Update the part of the listing that opens with the line containing "Patent image size: (1155, 727)." and closes with the line containing "The substrate 29 is at (1033, 512)." by replacing "simplified" with "schematic", leaving everything else unchanged. Give those lines only.

- Exercise input:
══════

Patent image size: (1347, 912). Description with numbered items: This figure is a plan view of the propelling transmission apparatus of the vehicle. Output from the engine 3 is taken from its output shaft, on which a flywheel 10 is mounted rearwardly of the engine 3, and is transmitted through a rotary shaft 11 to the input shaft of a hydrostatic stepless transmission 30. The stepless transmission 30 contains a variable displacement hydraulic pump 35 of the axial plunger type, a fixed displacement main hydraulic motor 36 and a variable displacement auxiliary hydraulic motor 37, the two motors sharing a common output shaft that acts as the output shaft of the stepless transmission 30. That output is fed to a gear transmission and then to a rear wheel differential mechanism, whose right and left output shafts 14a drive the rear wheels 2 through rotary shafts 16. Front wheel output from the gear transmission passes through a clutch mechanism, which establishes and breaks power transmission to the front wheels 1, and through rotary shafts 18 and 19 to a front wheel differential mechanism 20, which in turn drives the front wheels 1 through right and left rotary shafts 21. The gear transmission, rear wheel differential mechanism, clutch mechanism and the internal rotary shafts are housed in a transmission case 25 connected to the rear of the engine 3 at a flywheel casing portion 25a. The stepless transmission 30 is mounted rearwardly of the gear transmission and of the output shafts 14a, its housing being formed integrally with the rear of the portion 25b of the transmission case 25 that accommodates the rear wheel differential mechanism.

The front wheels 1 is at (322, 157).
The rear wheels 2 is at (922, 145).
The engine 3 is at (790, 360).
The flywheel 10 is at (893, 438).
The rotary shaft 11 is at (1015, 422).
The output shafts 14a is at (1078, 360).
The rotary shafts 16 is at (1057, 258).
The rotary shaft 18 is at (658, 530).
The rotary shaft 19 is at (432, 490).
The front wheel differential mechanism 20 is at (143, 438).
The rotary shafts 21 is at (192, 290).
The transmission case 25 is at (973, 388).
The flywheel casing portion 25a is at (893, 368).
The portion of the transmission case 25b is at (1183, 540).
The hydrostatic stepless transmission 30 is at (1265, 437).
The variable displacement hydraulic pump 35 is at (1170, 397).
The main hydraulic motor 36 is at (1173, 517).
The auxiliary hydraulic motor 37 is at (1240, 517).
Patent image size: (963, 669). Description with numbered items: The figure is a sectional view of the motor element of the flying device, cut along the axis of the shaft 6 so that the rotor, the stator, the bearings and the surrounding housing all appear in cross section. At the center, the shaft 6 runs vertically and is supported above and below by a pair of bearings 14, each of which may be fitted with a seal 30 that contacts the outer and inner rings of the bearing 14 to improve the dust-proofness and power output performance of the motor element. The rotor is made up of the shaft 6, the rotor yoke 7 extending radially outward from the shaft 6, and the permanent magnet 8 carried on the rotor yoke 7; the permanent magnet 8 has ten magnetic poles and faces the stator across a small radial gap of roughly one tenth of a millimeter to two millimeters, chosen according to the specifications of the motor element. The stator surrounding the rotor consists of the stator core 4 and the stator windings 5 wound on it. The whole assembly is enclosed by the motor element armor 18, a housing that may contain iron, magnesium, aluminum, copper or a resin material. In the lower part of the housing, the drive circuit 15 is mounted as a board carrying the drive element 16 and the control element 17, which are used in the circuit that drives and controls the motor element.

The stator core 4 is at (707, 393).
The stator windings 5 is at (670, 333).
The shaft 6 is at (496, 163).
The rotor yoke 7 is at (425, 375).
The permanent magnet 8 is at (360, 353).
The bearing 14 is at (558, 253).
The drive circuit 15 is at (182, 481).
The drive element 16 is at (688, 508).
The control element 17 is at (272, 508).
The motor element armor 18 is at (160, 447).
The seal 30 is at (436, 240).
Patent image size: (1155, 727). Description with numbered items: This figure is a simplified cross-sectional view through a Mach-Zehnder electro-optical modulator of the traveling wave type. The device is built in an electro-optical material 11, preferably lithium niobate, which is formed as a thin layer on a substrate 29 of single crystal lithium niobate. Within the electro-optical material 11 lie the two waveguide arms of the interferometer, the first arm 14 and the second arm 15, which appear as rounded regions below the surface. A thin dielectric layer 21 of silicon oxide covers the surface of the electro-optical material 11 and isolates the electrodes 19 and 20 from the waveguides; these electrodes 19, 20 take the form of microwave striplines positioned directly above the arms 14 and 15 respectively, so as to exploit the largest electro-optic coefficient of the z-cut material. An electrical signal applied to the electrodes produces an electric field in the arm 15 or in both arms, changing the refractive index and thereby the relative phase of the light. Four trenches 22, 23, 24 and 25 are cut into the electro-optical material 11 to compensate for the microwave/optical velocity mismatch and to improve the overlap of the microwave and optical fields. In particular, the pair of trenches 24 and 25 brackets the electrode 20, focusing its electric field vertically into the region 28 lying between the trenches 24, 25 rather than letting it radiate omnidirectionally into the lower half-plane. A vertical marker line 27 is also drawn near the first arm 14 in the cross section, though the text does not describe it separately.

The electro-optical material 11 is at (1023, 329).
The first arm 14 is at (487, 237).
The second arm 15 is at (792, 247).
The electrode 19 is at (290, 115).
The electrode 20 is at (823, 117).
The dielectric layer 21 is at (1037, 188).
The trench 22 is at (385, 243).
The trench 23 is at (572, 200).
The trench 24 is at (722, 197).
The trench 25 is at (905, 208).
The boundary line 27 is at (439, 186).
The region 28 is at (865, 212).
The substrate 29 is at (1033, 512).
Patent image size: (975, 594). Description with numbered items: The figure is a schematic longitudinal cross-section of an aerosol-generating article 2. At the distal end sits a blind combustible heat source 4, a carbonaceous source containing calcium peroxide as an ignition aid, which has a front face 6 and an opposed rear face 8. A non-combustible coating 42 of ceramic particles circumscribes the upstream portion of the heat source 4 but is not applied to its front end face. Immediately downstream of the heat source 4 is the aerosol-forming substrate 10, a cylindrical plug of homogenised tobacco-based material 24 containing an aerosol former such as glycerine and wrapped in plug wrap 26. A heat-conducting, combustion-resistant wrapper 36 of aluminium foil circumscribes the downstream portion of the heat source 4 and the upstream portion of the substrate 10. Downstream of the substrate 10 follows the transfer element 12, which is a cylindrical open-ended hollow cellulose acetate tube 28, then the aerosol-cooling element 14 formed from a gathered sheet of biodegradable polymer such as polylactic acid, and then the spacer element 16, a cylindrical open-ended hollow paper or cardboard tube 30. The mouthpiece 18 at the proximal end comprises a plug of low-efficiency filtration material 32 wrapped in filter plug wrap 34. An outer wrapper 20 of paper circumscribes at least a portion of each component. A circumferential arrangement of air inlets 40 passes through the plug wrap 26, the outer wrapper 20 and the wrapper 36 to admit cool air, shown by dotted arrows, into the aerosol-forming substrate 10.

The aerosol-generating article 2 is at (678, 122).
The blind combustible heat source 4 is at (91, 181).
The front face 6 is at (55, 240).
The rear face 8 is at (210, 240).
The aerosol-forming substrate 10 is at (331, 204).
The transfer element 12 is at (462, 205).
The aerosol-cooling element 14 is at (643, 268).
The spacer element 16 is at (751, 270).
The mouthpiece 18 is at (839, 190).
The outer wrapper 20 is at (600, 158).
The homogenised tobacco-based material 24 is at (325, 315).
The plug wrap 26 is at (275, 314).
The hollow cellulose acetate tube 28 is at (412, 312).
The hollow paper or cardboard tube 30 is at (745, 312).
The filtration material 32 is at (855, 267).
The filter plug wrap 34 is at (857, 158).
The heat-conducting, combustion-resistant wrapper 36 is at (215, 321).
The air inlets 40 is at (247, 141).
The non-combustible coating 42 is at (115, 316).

══════

- Exercise result:
Patent image size: (1155, 727). Description with numbered items: This figure is a schematic cross-sectional view through a Mach-Zehnder electro-optical modulator of the traveling wave type. The device is built in an electro-optical material 11, preferably lithium niobate, which is formed as a thin layer on a substrate 29 of single crystal lithium niobate. Within the electro-optical material 11 lie the two waveguide arms of the interferometer, the first arm 14 and the second arm 15, which appear as rounded regions below the surface. A thin dielectric layer 21 of silicon oxide covers the surface of the electro-optical material 11 and isolates the electrodes 19 and 20 from the waveguides; these electrodes 19, 20 take the form of microwave striplines positioned directly above the arms 14 and 15 respectively, so as to exploit the largest electro-optic coefficient of the z-cut material. An electrical signal applied to the electrodes produces an electric field in the arm 15 or in both arms, changing the refractive index and thereby the relative phase of the light. Four trenches 22, 23, 24 and 25 are cut into the electro-optical material 11 to compensate for the microwave/optical velocity mismatch and to improve the overlap of the microwave and optical fields. In particular, the pair of trenches 24 and 25 brackets the electrode 20, focusing its electric field vertically into the region 28 lying between the trenches 24, 25 rather than letting it radiate omnidirectionally into the lower half-plane. A vertical marker line 27 is also drawn near the first arm 14 in the cross section, though the text does not describe it separately.

The electro-optical material 11 is at (1023, 329).
The first arm 14 is at (487, 237).
The second arm 15 is at (792, 247).
The electrode 19 is at (290, 115).
The electrode 20 is at (823, 117).
The dielectric layer 21 is at (1037, 188).
The trench 22 is at (385, 243).
The trench 23 is at (572, 200).
The trench 24 is at (722, 197).
The trench 25 is at (905, 208).
The boundary line 27 is at (439, 186).
The region 28 is at (865, 212).
The substrate 29 is at (1033, 512).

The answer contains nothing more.